■ **Given task**
Reproduce the records below in full and word for word, excluding pictures.
** begin Records supplied **
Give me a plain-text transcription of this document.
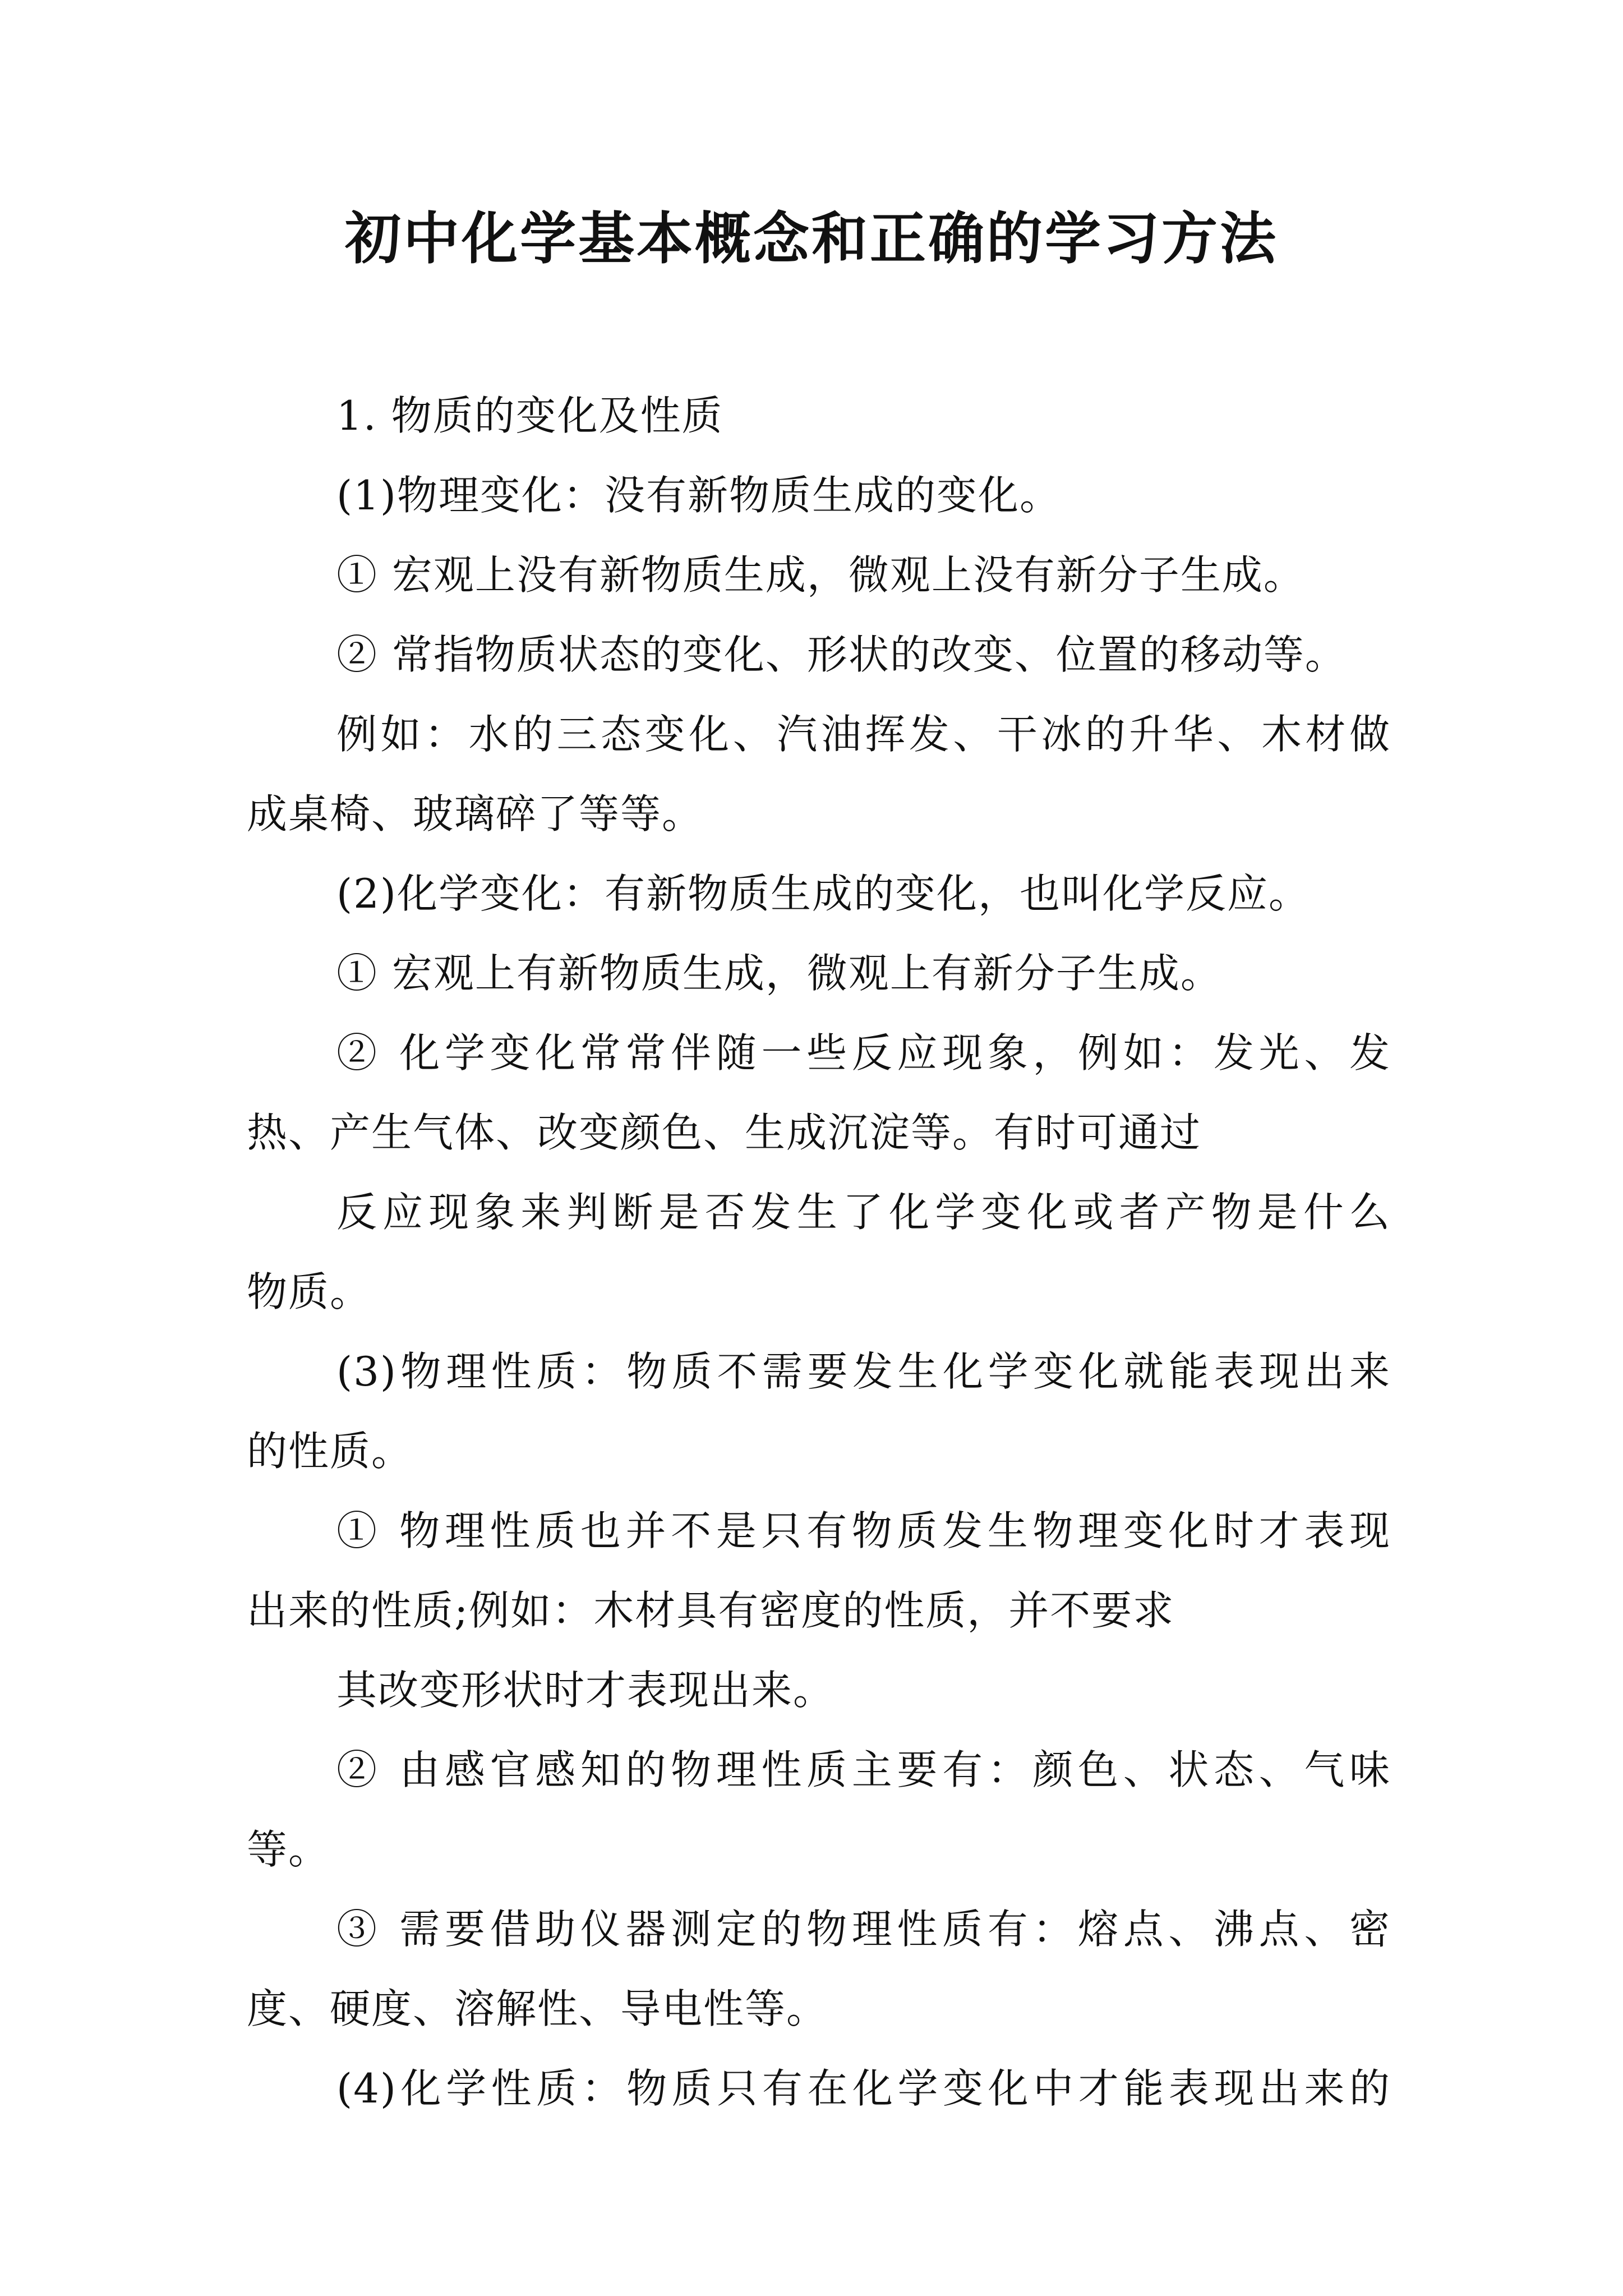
初中化学基本概念和正确的学习方法
1. 物质的变化及性质
(1)物理变化：没有新物质生成的变化。
① 宏观上没有新物质生成，微观上没有新分子生成。
② 常指物质状态的变化、形状的改变、位置的移动等。
例如：水的三态变化、汽油挥发、干冰的升华、木材做
成桌椅、玻璃碎了等等。
(2)化学变化：有新物质生成的变化，也叫化学反应。
① 宏观上有新物质生成，微观上有新分子生成。
② 化学变化常常伴随一些反应现象，例如：发光、发
热、产生气体、改变颜色、生成沉淀等。有时可通过
反应现象来判断是否发生了化学变化或者产物是什么
物质。
(3)物理性质：物质不需要发生化学变化就能表现出来
的性质。
① 物理性质也并不是只有物质发生物理变化时才表现
出来的性质;例如：木材具有密度的性质，并不要求
其改变形状时才表现出来。
② 由感官感知的物理性质主要有：颜色、状态、气味
等。
③ 需要借助仪器测定的物理性质有：熔点、沸点、密
度、硬度、溶解性、导电性等。
(4)化学性质：物质只有在化学变化中才能表现出来的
** end Records supplied **
■ **Problem solution**
Give me a plain-text transcription of this document.
初中化学基本概念和正确的学习方法
1. 物质的变化及性质
(1)物理变化：没有新物质生成的变化。
① 宏观上没有新物质生成，微观上没有新分子生成。
② 常指物质状态的变化、形状的改变、位置的移动等。
例如：水的三态变化、汽油挥发、干冰的升华、木材做
成桌椅、玻璃碎了等等。
(2)化学变化：有新物质生成的变化，也叫化学反应。
① 宏观上有新物质生成，微观上有新分子生成。
② 化学变化常常伴随一些反应现象，例如：发光、发
热、产生气体、改变颜色、生成沉淀等。有时可通过
反应现象来判断是否发生了化学变化或者产物是什么
物质。
(3)物理性质：物质不需要发生化学变化就能表现出来
的性质。
① 物理性质也并不是只有物质发生物理变化时才表现
出来的性质;例如：木材具有密度的性质，并不要求
其改变形状时才表现出来。
② 由感官感知的物理性质主要有：颜色、状态、气味
等。
③ 需要借助仪器测定的物理性质有：熔点、沸点、密
度、硬度、溶解性、导电性等。
(4)化学性质：物质只有在化学变化中才能表现出来的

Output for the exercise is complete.